* [Exercise goal] Return all of the data exactly, with nothing left out but the pictures.

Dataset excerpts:
begin
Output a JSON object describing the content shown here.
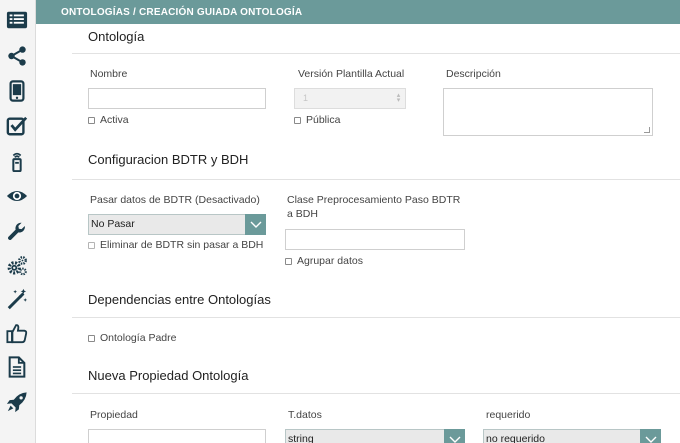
{
  "header": {
    "breadcrumb": "ONTOLOGÍAS / CREACIÓN GUIADA ONTOLOGÍA"
  },
  "sidebar": {
    "icons": [
      "list-icon",
      "share-icon",
      "mobile-icon",
      "checklist-icon",
      "sensor-icon",
      "eye-icon",
      "wrench-icon",
      "gears-icon",
      "magic-wand-icon",
      "thumbs-up-icon",
      "document-icon",
      "rocket-icon"
    ]
  },
  "ontologia": {
    "title": "Ontología",
    "nombre_label": "Nombre",
    "nombre_value": "",
    "version_label": "Versión Plantilla Actual",
    "version_value": "1",
    "descripcion_label": "Descripción",
    "descripcion_value": "",
    "activa_label": "Activa",
    "publica_label": "Pública"
  },
  "bdtr": {
    "title": "Configuracion BDTR y BDH",
    "pasar_label": "Pasar datos de BDTR (Desactivado)",
    "pasar_value": "No Pasar",
    "eliminar_label": "Eliminar de BDTR sin pasar a BDH",
    "clase_label": "Clase Preprocesamiento Paso BDTR a BDH",
    "clase_value": "",
    "agrupar_label": "Agrupar datos"
  },
  "dependencias": {
    "title": "Dependencias entre Ontologías",
    "padre_label": "Ontología Padre"
  },
  "propiedad": {
    "title": "Nueva Propiedad Ontología",
    "propiedad_label": "Propiedad",
    "propiedad_value": "",
    "tdatos_label": "T.datos",
    "tdatos_value": "string",
    "requerido_label": "requerido",
    "requerido_value": "no requerido"
  },
  "colors": {
    "accent": "#6b9a9a",
    "icon": "#1b3b4a"
  }
}
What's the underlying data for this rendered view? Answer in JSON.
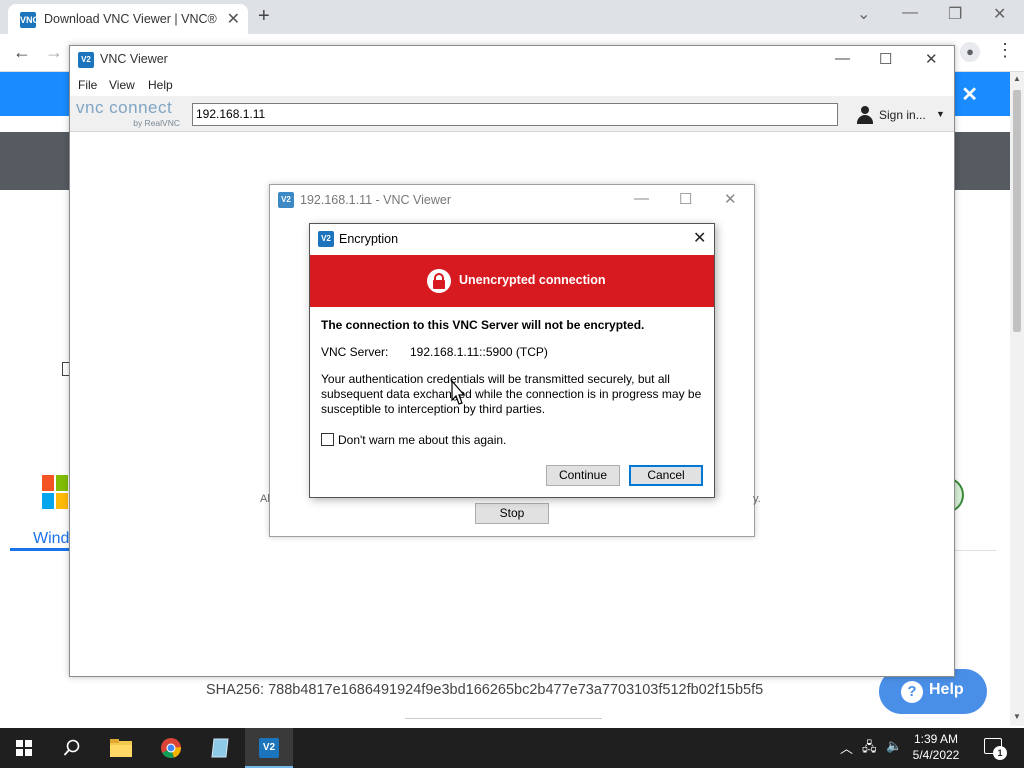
end
* [Response to the exercise]
Output a JSON object describing the content shown here.
{
  "header": {
    "breadcrumb": "ONTOLOGÍAS / CREACIÓN GUIADA ONTOLOGÍA"
  },
  "sidebar": {
    "icons": [
      "list-icon",
      "share-icon",
      "mobile-icon",
      "checklist-icon",
      "sensor-icon",
      "eye-icon",
      "wrench-icon",
      "gears-icon",
      "magic-wand-icon",
      "thumbs-up-icon",
      "document-icon",
      "rocket-icon"
    ]
  },
  "ontologia": {
    "title": "Ontología",
    "nombre_label": "Nombre",
    "nombre_value": "",
    "version_label": "Versión Plantilla Actual",
    "version_value": "1",
    "descripcion_label": "Descripción",
    "descripcion_value": "",
    "activa_label": "Activa",
    "publica_label": "Pública"
  },
  "bdtr": {
    "title": "Configuracion BDTR y BDH",
    "pasar_label": "Pasar datos de BDTR (Desactivado)",
    "pasar_value": "No Pasar",
    "eliminar_label": "Eliminar de BDTR sin pasar a BDH",
    "clase_label": "Clase Preprocesamiento Paso BDTR a BDH",
    "clase_value": "",
    "agrupar_label": "Agrupar datos"
  },
  "dependencias": {
    "title": "Dependencias entre Ontologías",
    "padre_label": "Ontología Padre"
  },
  "propiedad": {
    "title": "Nueva Propiedad Ontología",
    "propiedad_label": "Propiedad",
    "propiedad_value": "",
    "tdatos_label": "T.datos",
    "tdatos_value": "string",
    "requerido_label": "requerido",
    "requerido_value": "no requerido"
  },
  "colors": {
    "accent": "#6b9a9a",
    "icon": "#1b3b4a"
  }
}
What's the underlying data for this rendered view? Answer in JSON.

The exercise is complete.